* [EXERCISE DESCRIPTION]:
Only the pictures are omitted; repeat all other data exactly.

* [GIVEN ENTRIES]:
——————
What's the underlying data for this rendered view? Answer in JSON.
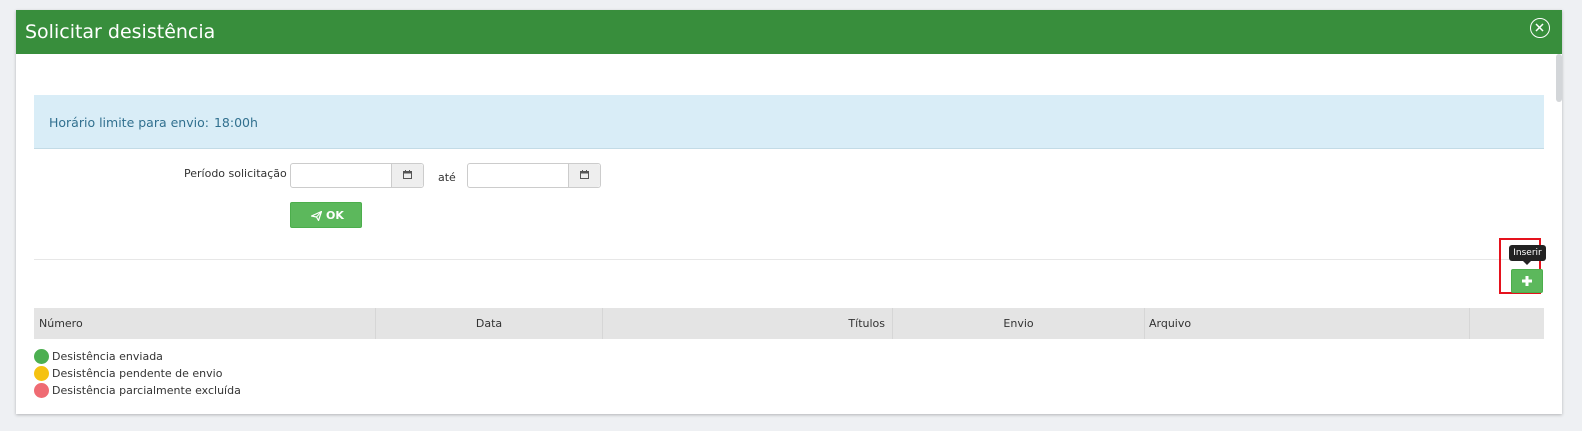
{
  "modal": {
    "title": "Solicitar desistência",
    "close_icon": "close-circle-icon"
  },
  "alert": {
    "label": "Horário limite para envio:",
    "value": "18:00h"
  },
  "filter": {
    "period_label": "Período solicitação",
    "start_value": "",
    "separator": "até",
    "end_value": "",
    "calendar_icon": "calendar-icon",
    "ok_label": "OK",
    "ok_icon": "paper-plane-icon"
  },
  "toolbar": {
    "insert_tooltip": "Inserir",
    "insert_icon": "plus-icon"
  },
  "table": {
    "columns": [
      "Número",
      "Data",
      "Títulos",
      "Envio",
      "Arquivo",
      ""
    ]
  },
  "legend": [
    {
      "label": "Desistência enviada",
      "color": "#4caf50"
    },
    {
      "label": "Desistência pendente de envio",
      "color": "#f5c211"
    },
    {
      "label": "Desistência parcialmente excluída",
      "color": "#ef6b73"
    }
  ],
  "colors": {
    "header": "#388e3c",
    "alert_bg": "#d9edf7",
    "alert_text": "#31708f",
    "button": "#5cb85c",
    "highlight": "#e5121d"
  }
}
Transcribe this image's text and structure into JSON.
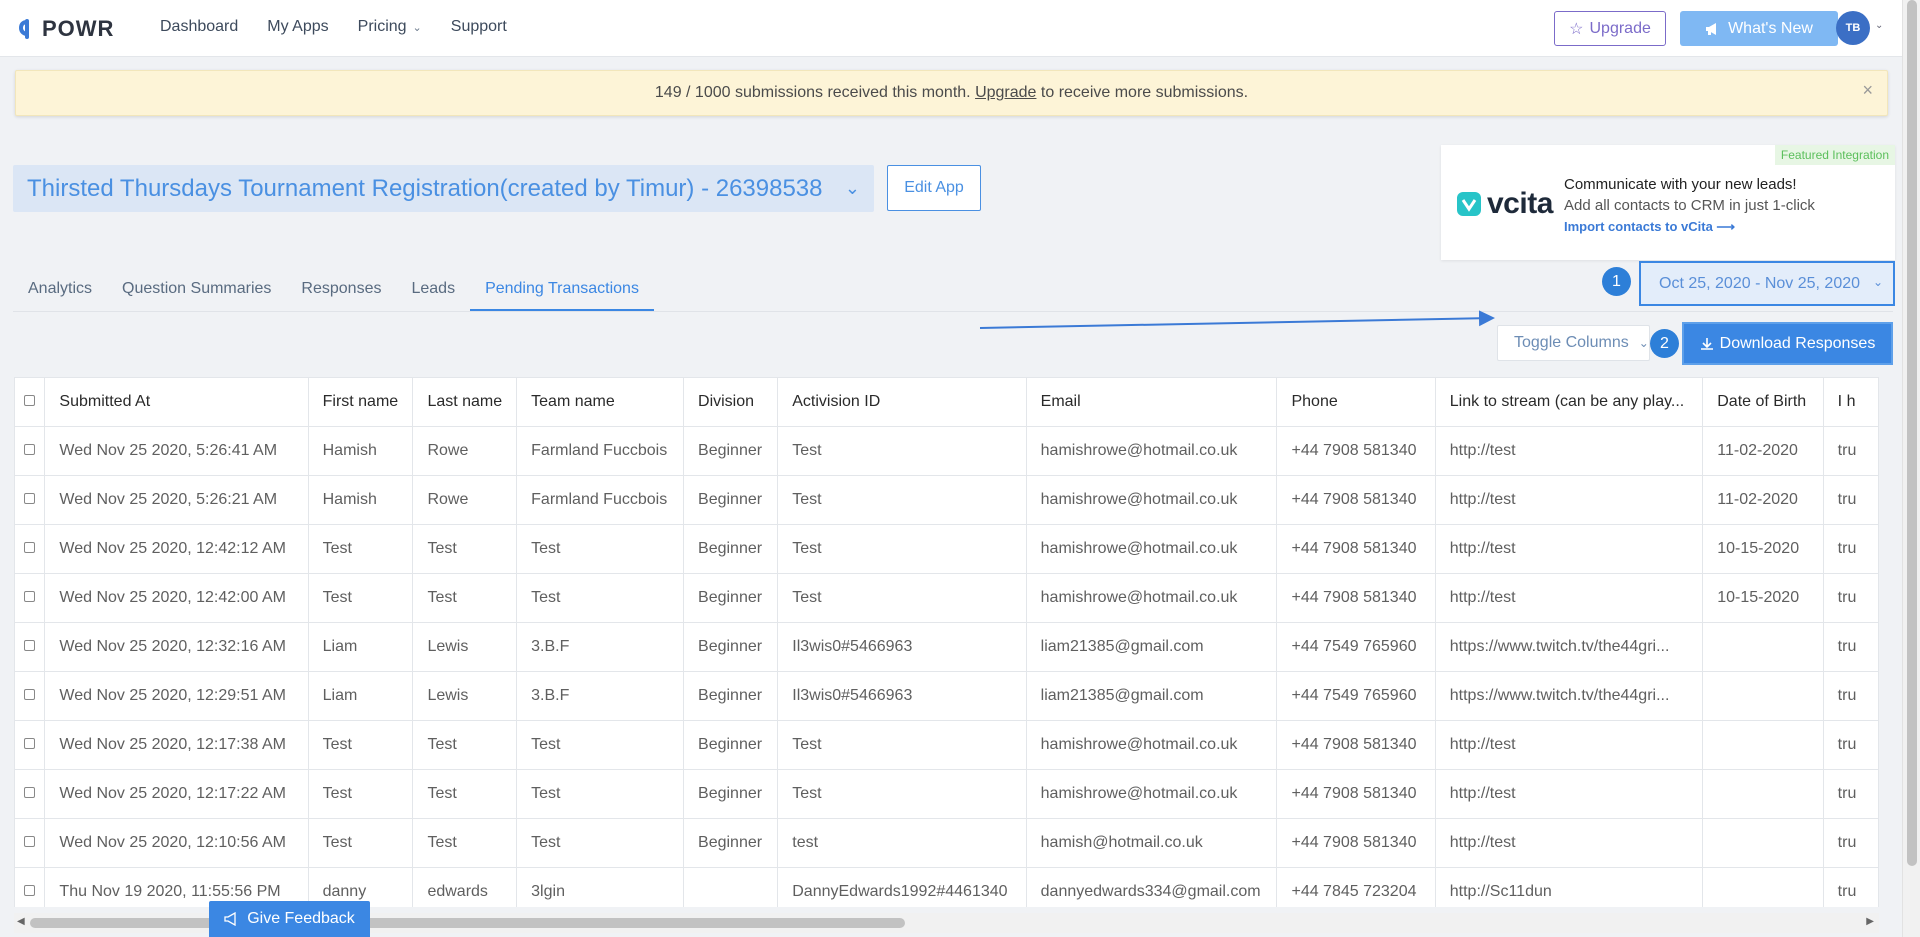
{
  "nav": {
    "brand": "POWR",
    "links": [
      "Dashboard",
      "My Apps",
      "Pricing",
      "Support"
    ],
    "upgrade_label": "Upgrade",
    "whats_new_label": "What's New",
    "avatar_initials": "TB"
  },
  "banner": {
    "text_before": "149 / 1000 submissions received this month. ",
    "link": "Upgrade",
    "text_after": " to receive more submissions.",
    "close": "×"
  },
  "app": {
    "title": "Thirsted Thursdays Tournament Registration(created by Timur) - 26398538",
    "edit_label": "Edit App"
  },
  "vcita": {
    "badge": "Featured Integration",
    "wordmark": "vcita",
    "headline": "Communicate with your new leads!",
    "subline": "Add all contacts to CRM in just 1-click",
    "link": "Import contacts to vCita ⟶"
  },
  "tabs": [
    "Analytics",
    "Question Summaries",
    "Responses",
    "Leads",
    "Pending Transactions"
  ],
  "active_tab": "Pending Transactions",
  "date_range": "Oct 25, 2020 - Nov 25, 2020",
  "steps": [
    "1",
    "2"
  ],
  "toggle_columns_label": "Toggle Columns",
  "download_label": "Download Responses",
  "feedback_label": "Give Feedback",
  "colors": {
    "accent": "#3b87e3",
    "banner_bg": "#fdf4d7",
    "upgrade": "#7b6bc9"
  },
  "table": {
    "headers": [
      "Submitted At",
      "First name",
      "Last name",
      "Team name",
      "Division",
      "Activision ID",
      "Email",
      "Phone",
      "Link to stream (can be any play...",
      "Date of Birth",
      "I h"
    ],
    "rows": [
      [
        "Wed Nov 25 2020, 5:26:41 AM",
        "Hamish",
        "Rowe",
        "Farmland Fuccbois",
        "Beginner",
        "Test",
        "hamishrowe@hotmail.co.uk",
        "+44 7908 581340",
        "http://test",
        "11-02-2020",
        "tru"
      ],
      [
        "Wed Nov 25 2020, 5:26:21 AM",
        "Hamish",
        "Rowe",
        "Farmland Fuccbois",
        "Beginner",
        "Test",
        "hamishrowe@hotmail.co.uk",
        "+44 7908 581340",
        "http://test",
        "11-02-2020",
        "tru"
      ],
      [
        "Wed Nov 25 2020, 12:42:12 AM",
        "Test",
        "Test",
        "Test",
        "Beginner",
        "Test",
        "hamishrowe@hotmail.co.uk",
        "+44 7908 581340",
        "http://test",
        "10-15-2020",
        "tru"
      ],
      [
        "Wed Nov 25 2020, 12:42:00 AM",
        "Test",
        "Test",
        "Test",
        "Beginner",
        "Test",
        "hamishrowe@hotmail.co.uk",
        "+44 7908 581340",
        "http://test",
        "10-15-2020",
        "tru"
      ],
      [
        "Wed Nov 25 2020, 12:32:16 AM",
        "Liam",
        "Lewis",
        "3.B.F",
        "Beginner",
        "Il3wis0#5466963",
        "liam21385@gmail.com",
        "+44 7549 765960",
        "https://www.twitch.tv/the44gri...",
        "",
        "tru"
      ],
      [
        "Wed Nov 25 2020, 12:29:51 AM",
        "Liam",
        "Lewis",
        "3.B.F",
        "Beginner",
        "Il3wis0#5466963",
        "liam21385@gmail.com",
        "+44 7549 765960",
        "https://www.twitch.tv/the44gri...",
        "",
        "tru"
      ],
      [
        "Wed Nov 25 2020, 12:17:38 AM",
        "Test",
        "Test",
        "Test",
        "Beginner",
        "Test",
        "hamishrowe@hotmail.co.uk",
        "+44 7908 581340",
        "http://test",
        "",
        "tru"
      ],
      [
        "Wed Nov 25 2020, 12:17:22 AM",
        "Test",
        "Test",
        "Test",
        "Beginner",
        "Test",
        "hamishrowe@hotmail.co.uk",
        "+44 7908 581340",
        "http://test",
        "",
        "tru"
      ],
      [
        "Wed Nov 25 2020, 12:10:56 AM",
        "Test",
        "Test",
        "Test",
        "Beginner",
        "test",
        "hamish@hotmail.co.uk",
        "+44 7908 581340",
        "http://test",
        "",
        "tru"
      ],
      [
        "Thu Nov 19 2020, 11:55:56 PM",
        "danny",
        "edwards",
        "3lgin",
        "",
        "DannyEdwards1992#4461340",
        "dannyedwards334@gmail.com",
        "+44 7845 723204",
        "http://Sc11dun",
        "",
        "tru"
      ]
    ]
  }
}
——————
* [SOLUTION BELOW]:
What's the underlying data for this rendered view? Answer in JSON.
{
  "modal": {
    "title": "Solicitar desistência",
    "close_icon": "close-circle-icon"
  },
  "alert": {
    "label": "Horário limite para envio:",
    "value": "18:00h"
  },
  "filter": {
    "period_label": "Período solicitação",
    "start_value": "",
    "separator": "até",
    "end_value": "",
    "calendar_icon": "calendar-icon",
    "ok_label": "OK",
    "ok_icon": "paper-plane-icon"
  },
  "toolbar": {
    "insert_tooltip": "Inserir",
    "insert_icon": "plus-icon"
  },
  "table": {
    "columns": [
      "Número",
      "Data",
      "Títulos",
      "Envio",
      "Arquivo",
      ""
    ]
  },
  "legend": [
    {
      "label": "Desistência enviada",
      "color": "#4caf50"
    },
    {
      "label": "Desistência pendente de envio",
      "color": "#f5c211"
    },
    {
      "label": "Desistência parcialmente excluída",
      "color": "#ef6b73"
    }
  ],
  "colors": {
    "header": "#388e3c",
    "alert_bg": "#d9edf7",
    "alert_text": "#31708f",
    "button": "#5cb85c",
    "highlight": "#e5121d"
  }
}
Transcribe this image's text and structure into JSON.
{
  "nav": {
    "brand": "POWR",
    "links": [
      "Dashboard",
      "My Apps",
      "Pricing",
      "Support"
    ],
    "upgrade_label": "Upgrade",
    "whats_new_label": "What's New",
    "avatar_initials": "TB"
  },
  "banner": {
    "text_before": "149 / 1000 submissions received this month. ",
    "link": "Upgrade",
    "text_after": " to receive more submissions.",
    "close": "×"
  },
  "app": {
    "title": "Thirsted Thursdays Tournament Registration(created by Timur) - 26398538",
    "edit_label": "Edit App"
  },
  "vcita": {
    "badge": "Featured Integration",
    "wordmark": "vcita",
    "headline": "Communicate with your new leads!",
    "subline": "Add all contacts to CRM in just 1-click",
    "link": "Import contacts to vCita ⟶"
  },
  "tabs": [
    "Analytics",
    "Question Summaries",
    "Responses",
    "Leads",
    "Pending Transactions"
  ],
  "active_tab": "Pending Transactions",
  "date_range": "Oct 25, 2020 - Nov 25, 2020",
  "steps": [
    "1",
    "2"
  ],
  "toggle_columns_label": "Toggle Columns",
  "download_label": "Download Responses",
  "feedback_label": "Give Feedback",
  "colors": {
    "accent": "#3b87e3",
    "banner_bg": "#fdf4d7",
    "upgrade": "#7b6bc9"
  },
  "table": {
    "headers": [
      "Submitted At",
      "First name",
      "Last name",
      "Team name",
      "Division",
      "Activision ID",
      "Email",
      "Phone",
      "Link to stream (can be any play...",
      "Date of Birth",
      "I h"
    ],
    "rows": [
      [
        "Wed Nov 25 2020, 5:26:41 AM",
        "Hamish",
        "Rowe",
        "Farmland Fuccbois",
        "Beginner",
        "Test",
        "hamishrowe@hotmail.co.uk",
        "+44 7908 581340",
        "http://test",
        "11-02-2020",
        "tru"
      ],
      [
        "Wed Nov 25 2020, 5:26:21 AM",
        "Hamish",
        "Rowe",
        "Farmland Fuccbois",
        "Beginner",
        "Test",
        "hamishrowe@hotmail.co.uk",
        "+44 7908 581340",
        "http://test",
        "11-02-2020",
        "tru"
      ],
      [
        "Wed Nov 25 2020, 12:42:12 AM",
        "Test",
        "Test",
        "Test",
        "Beginner",
        "Test",
        "hamishrowe@hotmail.co.uk",
        "+44 7908 581340",
        "http://test",
        "10-15-2020",
        "tru"
      ],
      [
        "Wed Nov 25 2020, 12:42:00 AM",
        "Test",
        "Test",
        "Test",
        "Beginner",
        "Test",
        "hamishrowe@hotmail.co.uk",
        "+44 7908 581340",
        "http://test",
        "10-15-2020",
        "tru"
      ],
      [
        "Wed Nov 25 2020, 12:32:16 AM",
        "Liam",
        "Lewis",
        "3.B.F",
        "Beginner",
        "Il3wis0#5466963",
        "liam21385@gmail.com",
        "+44 7549 765960",
        "https://www.twitch.tv/the44gri...",
        "",
        "tru"
      ],
      [
        "Wed Nov 25 2020, 12:29:51 AM",
        "Liam",
        "Lewis",
        "3.B.F",
        "Beginner",
        "Il3wis0#5466963",
        "liam21385@gmail.com",
        "+44 7549 765960",
        "https://www.twitch.tv/the44gri...",
        "",
        "tru"
      ],
      [
        "Wed Nov 25 2020, 12:17:38 AM",
        "Test",
        "Test",
        "Test",
        "Beginner",
        "Test",
        "hamishrowe@hotmail.co.uk",
        "+44 7908 581340",
        "http://test",
        "",
        "tru"
      ],
      [
        "Wed Nov 25 2020, 12:17:22 AM",
        "Test",
        "Test",
        "Test",
        "Beginner",
        "Test",
        "hamishrowe@hotmail.co.uk",
        "+44 7908 581340",
        "http://test",
        "",
        "tru"
      ],
      [
        "Wed Nov 25 2020, 12:10:56 AM",
        "Test",
        "Test",
        "Test",
        "Beginner",
        "test",
        "hamish@hotmail.co.uk",
        "+44 7908 581340",
        "http://test",
        "",
        "tru"
      ],
      [
        "Thu Nov 19 2020, 11:55:56 PM",
        "danny",
        "edwards",
        "3lgin",
        "",
        "DannyEdwards1992#4461340",
        "dannyedwards334@gmail.com",
        "+44 7845 723204",
        "http://Sc11dun",
        "",
        "tru"
      ]
    ]
  }
}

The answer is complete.